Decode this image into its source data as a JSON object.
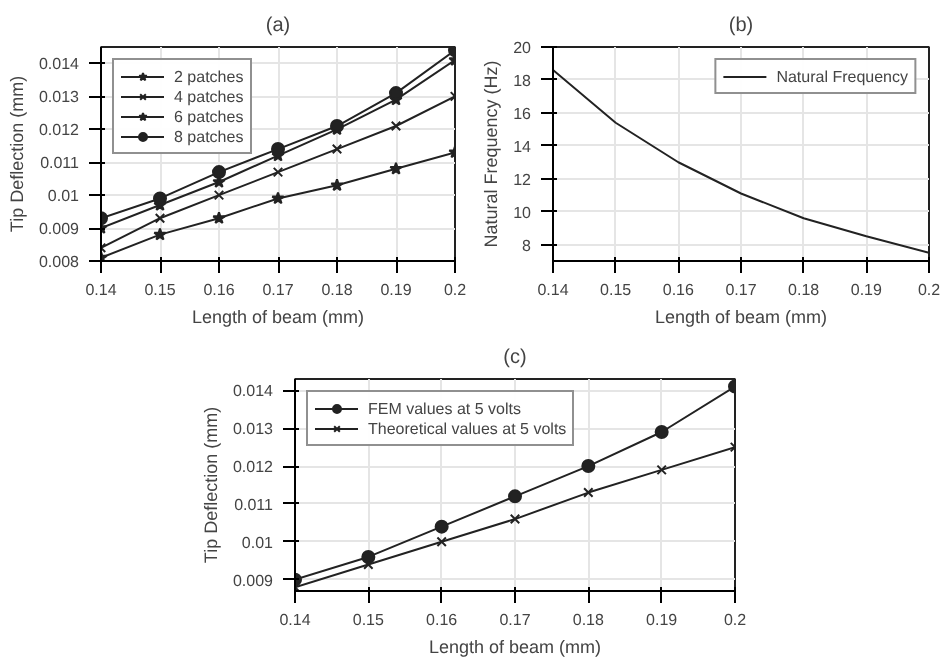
{
  "chart_data": [
    {
      "type": "line",
      "title": "(a)",
      "xlabel": "Length of beam (mm)",
      "ylabel": "Tip Deflection (mm)",
      "x": [
        0.14,
        0.15,
        0.16,
        0.17,
        0.18,
        0.19,
        0.2
      ],
      "xlim": [
        0.14,
        0.2
      ],
      "xticks": [
        0.14,
        0.15,
        0.16,
        0.17,
        0.18,
        0.19,
        0.2
      ],
      "ylim": [
        0.008,
        0.0145
      ],
      "yticks": [
        0.008,
        0.009,
        0.01,
        0.011,
        0.012,
        0.013,
        0.014
      ],
      "grid": true,
      "legend": "top left",
      "line_style": "solid",
      "series": [
        {
          "name": "2 patches",
          "color": "#222222",
          "marker": "star",
          "values": [
            0.0081,
            0.0088,
            0.0093,
            0.0099,
            0.0103,
            0.0108,
            0.0113
          ]
        },
        {
          "name": "4 patches",
          "color": "#222222",
          "marker": "cross",
          "values": [
            0.0084,
            0.0093,
            0.01,
            0.0107,
            0.0114,
            0.0121,
            0.013
          ]
        },
        {
          "name": "6 patches",
          "color": "#222222",
          "marker": "star",
          "values": [
            0.009,
            0.0097,
            0.0104,
            0.0112,
            0.012,
            0.0129,
            0.0141
          ]
        },
        {
          "name": "8 patches",
          "color": "#222222",
          "marker": "circle",
          "values": [
            0.0093,
            0.0099,
            0.0107,
            0.0114,
            0.0121,
            0.0131,
            0.0144
          ]
        }
      ]
    },
    {
      "type": "line",
      "title": "(b)",
      "xlabel": "Length of beam (mm)",
      "ylabel": "Natural Frequency (Hz)",
      "x": [
        0.14,
        0.15,
        0.16,
        0.17,
        0.18,
        0.19,
        0.2
      ],
      "xlim": [
        0.14,
        0.2
      ],
      "xticks": [
        0.14,
        0.15,
        0.16,
        0.17,
        0.18,
        0.19,
        0.2
      ],
      "ylim": [
        7,
        20
      ],
      "yticks": [
        8,
        10,
        12,
        14,
        16,
        18,
        20
      ],
      "grid": true,
      "legend": "top right",
      "line_style": "solid",
      "series": [
        {
          "name": "Natural Frequency",
          "color": "#222222",
          "marker": "none",
          "values": [
            18.6,
            15.4,
            13.0,
            11.1,
            9.6,
            8.5,
            7.5
          ]
        }
      ]
    },
    {
      "type": "line",
      "title": "(c)",
      "xlabel": "Length of beam (mm)",
      "ylabel": "Tip Deflection (mm)",
      "x": [
        0.14,
        0.15,
        0.16,
        0.17,
        0.18,
        0.19,
        0.2
      ],
      "xlim": [
        0.14,
        0.2
      ],
      "xticks": [
        0.14,
        0.15,
        0.16,
        0.17,
        0.18,
        0.19,
        0.2
      ],
      "ylim": [
        0.0087,
        0.0143
      ],
      "yticks": [
        0.009,
        0.01,
        0.011,
        0.012,
        0.013,
        0.014
      ],
      "grid": true,
      "legend": "top left",
      "line_style": "solid",
      "series": [
        {
          "name": "FEM values at 5 volts",
          "color": "#222222",
          "marker": "circle",
          "values": [
            0.009,
            0.0096,
            0.0104,
            0.0112,
            0.012,
            0.0129,
            0.0141
          ]
        },
        {
          "name": "Theoretical values at 5 volts",
          "color": "#222222",
          "marker": "cross",
          "values": [
            0.0088,
            0.0094,
            0.01,
            0.0106,
            0.0113,
            0.0119,
            0.0125
          ]
        }
      ]
    }
  ]
}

--

Go through the listing above and list every line that has the word "volts".

          "name": "FEM values at 5 volts",
          "name": "Theoretical values at 5 volts",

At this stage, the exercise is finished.